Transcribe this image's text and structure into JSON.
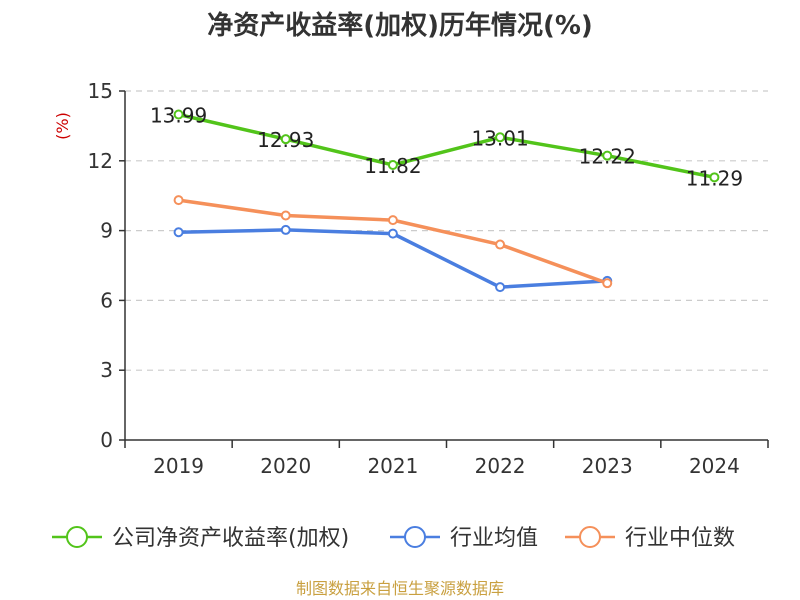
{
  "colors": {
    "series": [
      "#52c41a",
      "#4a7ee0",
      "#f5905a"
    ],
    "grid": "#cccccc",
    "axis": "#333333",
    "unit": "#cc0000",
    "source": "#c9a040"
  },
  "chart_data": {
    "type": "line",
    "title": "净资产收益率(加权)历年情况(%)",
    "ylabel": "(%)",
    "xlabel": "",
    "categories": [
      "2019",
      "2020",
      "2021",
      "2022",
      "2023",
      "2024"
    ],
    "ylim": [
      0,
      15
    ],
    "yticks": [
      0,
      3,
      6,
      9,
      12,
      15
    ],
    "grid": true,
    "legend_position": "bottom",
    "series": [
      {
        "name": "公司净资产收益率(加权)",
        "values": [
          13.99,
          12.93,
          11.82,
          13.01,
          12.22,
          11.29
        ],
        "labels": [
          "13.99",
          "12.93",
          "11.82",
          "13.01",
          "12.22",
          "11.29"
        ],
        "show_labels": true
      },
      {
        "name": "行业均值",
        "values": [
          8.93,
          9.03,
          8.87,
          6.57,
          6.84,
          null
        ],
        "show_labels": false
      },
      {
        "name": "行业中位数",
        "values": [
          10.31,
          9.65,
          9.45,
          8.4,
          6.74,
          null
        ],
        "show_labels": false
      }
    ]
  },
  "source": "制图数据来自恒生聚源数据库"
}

◆ **TO DO**: Check each line of the entries above for the word "name". List the ones that have it.

◆ **ANSWER BELOW**:
        "name": "公司净资产收益率(加权)",
        "name": "行业均值",
        "name": "行业中位数",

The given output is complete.